--- Begin ---

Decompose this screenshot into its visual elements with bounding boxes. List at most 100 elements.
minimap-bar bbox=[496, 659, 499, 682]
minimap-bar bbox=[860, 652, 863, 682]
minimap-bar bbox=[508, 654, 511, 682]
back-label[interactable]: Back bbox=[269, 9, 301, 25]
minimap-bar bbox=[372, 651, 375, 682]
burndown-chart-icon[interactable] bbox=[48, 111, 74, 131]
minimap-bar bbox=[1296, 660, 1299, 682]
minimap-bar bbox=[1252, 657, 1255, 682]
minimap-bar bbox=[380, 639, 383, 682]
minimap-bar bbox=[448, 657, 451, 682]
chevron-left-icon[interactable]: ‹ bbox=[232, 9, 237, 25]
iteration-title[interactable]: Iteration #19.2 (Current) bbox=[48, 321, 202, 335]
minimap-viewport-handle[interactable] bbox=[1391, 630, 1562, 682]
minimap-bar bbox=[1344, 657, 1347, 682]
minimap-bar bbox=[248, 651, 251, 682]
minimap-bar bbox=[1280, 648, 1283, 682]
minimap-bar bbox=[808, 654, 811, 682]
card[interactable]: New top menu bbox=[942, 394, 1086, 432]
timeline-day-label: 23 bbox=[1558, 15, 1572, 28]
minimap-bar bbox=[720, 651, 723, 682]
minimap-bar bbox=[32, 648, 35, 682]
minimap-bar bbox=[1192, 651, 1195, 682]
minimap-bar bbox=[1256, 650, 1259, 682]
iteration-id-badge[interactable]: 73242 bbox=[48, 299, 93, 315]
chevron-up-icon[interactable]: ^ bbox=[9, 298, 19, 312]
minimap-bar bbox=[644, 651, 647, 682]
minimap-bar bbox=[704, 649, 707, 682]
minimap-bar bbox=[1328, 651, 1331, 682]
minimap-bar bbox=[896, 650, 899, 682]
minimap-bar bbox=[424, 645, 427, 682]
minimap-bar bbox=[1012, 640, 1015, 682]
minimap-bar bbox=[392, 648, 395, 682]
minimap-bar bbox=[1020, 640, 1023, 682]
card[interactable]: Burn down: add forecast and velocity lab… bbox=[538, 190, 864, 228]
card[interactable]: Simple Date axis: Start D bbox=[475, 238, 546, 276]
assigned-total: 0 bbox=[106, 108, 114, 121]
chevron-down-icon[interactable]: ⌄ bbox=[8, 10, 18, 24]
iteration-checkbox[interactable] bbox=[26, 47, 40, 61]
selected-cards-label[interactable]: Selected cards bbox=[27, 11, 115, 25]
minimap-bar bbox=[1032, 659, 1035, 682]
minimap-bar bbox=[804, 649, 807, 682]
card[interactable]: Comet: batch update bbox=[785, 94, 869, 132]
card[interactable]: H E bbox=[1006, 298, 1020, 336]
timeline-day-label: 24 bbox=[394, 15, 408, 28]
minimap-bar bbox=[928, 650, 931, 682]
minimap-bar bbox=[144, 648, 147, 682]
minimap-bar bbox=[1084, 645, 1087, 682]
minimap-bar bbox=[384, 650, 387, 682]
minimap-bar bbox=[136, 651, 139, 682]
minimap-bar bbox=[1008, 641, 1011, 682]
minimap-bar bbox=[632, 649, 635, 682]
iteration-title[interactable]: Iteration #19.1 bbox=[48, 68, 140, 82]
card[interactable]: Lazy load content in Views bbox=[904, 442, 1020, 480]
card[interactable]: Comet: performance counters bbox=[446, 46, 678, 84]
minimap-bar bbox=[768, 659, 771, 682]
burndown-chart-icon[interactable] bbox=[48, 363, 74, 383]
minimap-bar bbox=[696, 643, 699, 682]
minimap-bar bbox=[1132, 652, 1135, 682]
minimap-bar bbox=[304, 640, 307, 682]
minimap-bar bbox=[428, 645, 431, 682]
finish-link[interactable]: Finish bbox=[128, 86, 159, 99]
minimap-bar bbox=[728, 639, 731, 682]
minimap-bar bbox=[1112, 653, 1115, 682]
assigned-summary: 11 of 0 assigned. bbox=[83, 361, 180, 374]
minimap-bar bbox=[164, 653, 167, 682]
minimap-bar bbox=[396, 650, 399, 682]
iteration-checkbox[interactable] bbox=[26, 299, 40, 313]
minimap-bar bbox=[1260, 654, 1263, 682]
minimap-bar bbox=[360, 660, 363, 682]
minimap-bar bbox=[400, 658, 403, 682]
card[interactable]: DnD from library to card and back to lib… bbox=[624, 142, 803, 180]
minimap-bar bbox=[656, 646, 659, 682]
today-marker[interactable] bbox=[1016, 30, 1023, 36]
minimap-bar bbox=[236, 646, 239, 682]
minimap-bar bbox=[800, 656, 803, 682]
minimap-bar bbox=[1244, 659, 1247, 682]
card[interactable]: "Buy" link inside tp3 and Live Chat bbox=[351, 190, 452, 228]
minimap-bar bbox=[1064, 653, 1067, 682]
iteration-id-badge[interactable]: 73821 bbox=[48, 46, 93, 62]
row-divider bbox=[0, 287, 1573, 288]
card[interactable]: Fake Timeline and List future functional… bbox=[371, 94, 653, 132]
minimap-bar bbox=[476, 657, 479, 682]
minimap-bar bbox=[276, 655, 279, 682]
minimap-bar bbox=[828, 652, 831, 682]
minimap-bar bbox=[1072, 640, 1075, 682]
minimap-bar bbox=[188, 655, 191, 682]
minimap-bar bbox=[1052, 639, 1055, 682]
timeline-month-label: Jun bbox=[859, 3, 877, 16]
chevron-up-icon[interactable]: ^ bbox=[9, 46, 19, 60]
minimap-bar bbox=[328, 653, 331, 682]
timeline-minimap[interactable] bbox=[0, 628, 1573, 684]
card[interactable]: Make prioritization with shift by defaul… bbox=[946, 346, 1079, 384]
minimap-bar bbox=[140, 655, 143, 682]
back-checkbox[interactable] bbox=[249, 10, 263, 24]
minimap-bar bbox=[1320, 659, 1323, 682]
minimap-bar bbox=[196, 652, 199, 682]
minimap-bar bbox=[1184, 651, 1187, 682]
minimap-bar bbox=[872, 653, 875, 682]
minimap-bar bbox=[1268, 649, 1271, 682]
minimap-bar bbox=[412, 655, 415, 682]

--- End ---

Convert each line of the items above into a numbered list, leaving out any blank lines.

> _REPLY_
1. Decompose this screenshot into its visual elements with bounding boxes. List at most 100 elements.
2. minimap-bar bbox=[496, 659, 499, 682]
3. minimap-bar bbox=[860, 652, 863, 682]
4. minimap-bar bbox=[508, 654, 511, 682]
5. back-label[interactable]: Back bbox=[269, 9, 301, 25]
6. minimap-bar bbox=[372, 651, 375, 682]
7. burndown-chart-icon[interactable] bbox=[48, 111, 74, 131]
8. minimap-bar bbox=[1296, 660, 1299, 682]
9. minimap-bar bbox=[1252, 657, 1255, 682]
10. minimap-bar bbox=[380, 639, 383, 682]
11. minimap-bar bbox=[448, 657, 451, 682]
12. chevron-left-icon[interactable]: ‹ bbox=[232, 9, 237, 25]
13. iteration-title[interactable]: Iteration #19.2 (Current) bbox=[48, 321, 202, 335]
14. minimap-viewport-handle[interactable] bbox=[1391, 630, 1562, 682]
15. minimap-bar bbox=[1344, 657, 1347, 682]
16. minimap-bar bbox=[248, 651, 251, 682]
17. minimap-bar bbox=[1280, 648, 1283, 682]
18. minimap-bar bbox=[808, 654, 811, 682]
19. card[interactable]: New top menu bbox=[942, 394, 1086, 432]
20. timeline-day-label: 23 bbox=[1558, 15, 1572, 28]
21. minimap-bar bbox=[720, 651, 723, 682]
22. minimap-bar bbox=[32, 648, 35, 682]
23. minimap-bar bbox=[1192, 651, 1195, 682]
24. minimap-bar bbox=[1256, 650, 1259, 682]
25. iteration-id-badge[interactable]: 73242 bbox=[48, 299, 93, 315]
26. chevron-up-icon[interactable]: ^ bbox=[9, 298, 19, 312]
27. minimap-bar bbox=[644, 651, 647, 682]
28. minimap-bar bbox=[704, 649, 707, 682]
29. minimap-bar bbox=[1328, 651, 1331, 682]
30. minimap-bar bbox=[896, 650, 899, 682]
31. minimap-bar bbox=[424, 645, 427, 682]
32. minimap-bar bbox=[1012, 640, 1015, 682]
33. minimap-bar bbox=[392, 648, 395, 682]
34. minimap-bar bbox=[1020, 640, 1023, 682]
35. card[interactable]: Burn down: add forecast and velocity lab… bbox=[538, 190, 864, 228]
36. card[interactable]: Simple Date axis: Start D bbox=[475, 238, 546, 276]
37. assigned-total: 0 bbox=[106, 108, 114, 121]
38. chevron-down-icon[interactable]: ⌄ bbox=[8, 10, 18, 24]
39. iteration-checkbox[interactable] bbox=[26, 47, 40, 61]
40. selected-cards-label[interactable]: Selected cards bbox=[27, 11, 115, 25]
41. minimap-bar bbox=[1032, 659, 1035, 682]
42. minimap-bar bbox=[804, 649, 807, 682]
43. card[interactable]: Comet: batch update bbox=[785, 94, 869, 132]
44. card[interactable]: H E bbox=[1006, 298, 1020, 336]
45. timeline-day-label: 24 bbox=[394, 15, 408, 28]
46. minimap-bar bbox=[928, 650, 931, 682]
47. minimap-bar bbox=[144, 648, 147, 682]
48. minimap-bar bbox=[1084, 645, 1087, 682]
49. minimap-bar bbox=[384, 650, 387, 682]
50. minimap-bar bbox=[136, 651, 139, 682]
51. minimap-bar bbox=[1008, 641, 1011, 682]
52. minimap-bar bbox=[632, 649, 635, 682]
53. iteration-title[interactable]: Iteration #19.1 bbox=[48, 68, 140, 82]
54. card[interactable]: Lazy load content in Views bbox=[904, 442, 1020, 480]
55. card[interactable]: Comet: performance counters bbox=[446, 46, 678, 84]
56. minimap-bar bbox=[768, 659, 771, 682]
57. burndown-chart-icon[interactable] bbox=[48, 363, 74, 383]
58. minimap-bar bbox=[696, 643, 699, 682]
59. minimap-bar bbox=[1132, 652, 1135, 682]
60. minimap-bar bbox=[304, 640, 307, 682]
61. minimap-bar bbox=[428, 645, 431, 682]
62. finish-link[interactable]: Finish bbox=[128, 86, 159, 99]
63. minimap-bar bbox=[728, 639, 731, 682]
64. minimap-bar bbox=[1112, 653, 1115, 682]
65. assigned-summary: 11 of 0 assigned. bbox=[83, 361, 180, 374]
66. minimap-bar bbox=[164, 653, 167, 682]
67. minimap-bar bbox=[396, 650, 399, 682]
68. iteration-checkbox[interactable] bbox=[26, 299, 40, 313]
69. minimap-bar bbox=[1260, 654, 1263, 682]
70. minimap-bar bbox=[360, 660, 363, 682]
71. minimap-bar bbox=[400, 658, 403, 682]
72. card[interactable]: DnD from library to card and back to lib… bbox=[624, 142, 803, 180]
73. minimap-bar bbox=[656, 646, 659, 682]
74. today-marker[interactable] bbox=[1016, 30, 1023, 36]
75. minimap-bar bbox=[236, 646, 239, 682]
76. minimap-bar bbox=[800, 656, 803, 682]
77. minimap-bar bbox=[1244, 659, 1247, 682]
78. card[interactable]: "Buy" link inside tp3 and Live Chat bbox=[351, 190, 452, 228]
79. minimap-bar bbox=[1064, 653, 1067, 682]
80. iteration-id-badge[interactable]: 73821 bbox=[48, 46, 93, 62]
81. row-divider bbox=[0, 287, 1573, 288]
82. card[interactable]: Fake Timeline and List future functional… bbox=[371, 94, 653, 132]
83. minimap-bar bbox=[476, 657, 479, 682]
84. minimap-bar bbox=[276, 655, 279, 682]
85. minimap-bar bbox=[828, 652, 831, 682]
86. minimap-bar bbox=[1072, 640, 1075, 682]
87. minimap-bar bbox=[188, 655, 191, 682]
88. minimap-bar bbox=[1052, 639, 1055, 682]
89. timeline-month-label: Jun bbox=[859, 3, 877, 16]
90. chevron-up-icon[interactable]: ^ bbox=[9, 46, 19, 60]
91. minimap-bar bbox=[328, 653, 331, 682]
92. timeline-minimap[interactable] bbox=[0, 628, 1573, 684]
93. card[interactable]: Make prioritization with shift by defaul… bbox=[946, 346, 1079, 384]
94. minimap-bar bbox=[140, 655, 143, 682]
95. back-checkbox[interactable] bbox=[249, 10, 263, 24]
96. minimap-bar bbox=[1320, 659, 1323, 682]
97. minimap-bar bbox=[196, 652, 199, 682]
98. minimap-bar bbox=[1184, 651, 1187, 682]
99. minimap-bar bbox=[872, 653, 875, 682]
100. minimap-bar bbox=[1268, 649, 1271, 682]
101. minimap-bar bbox=[412, 655, 415, 682]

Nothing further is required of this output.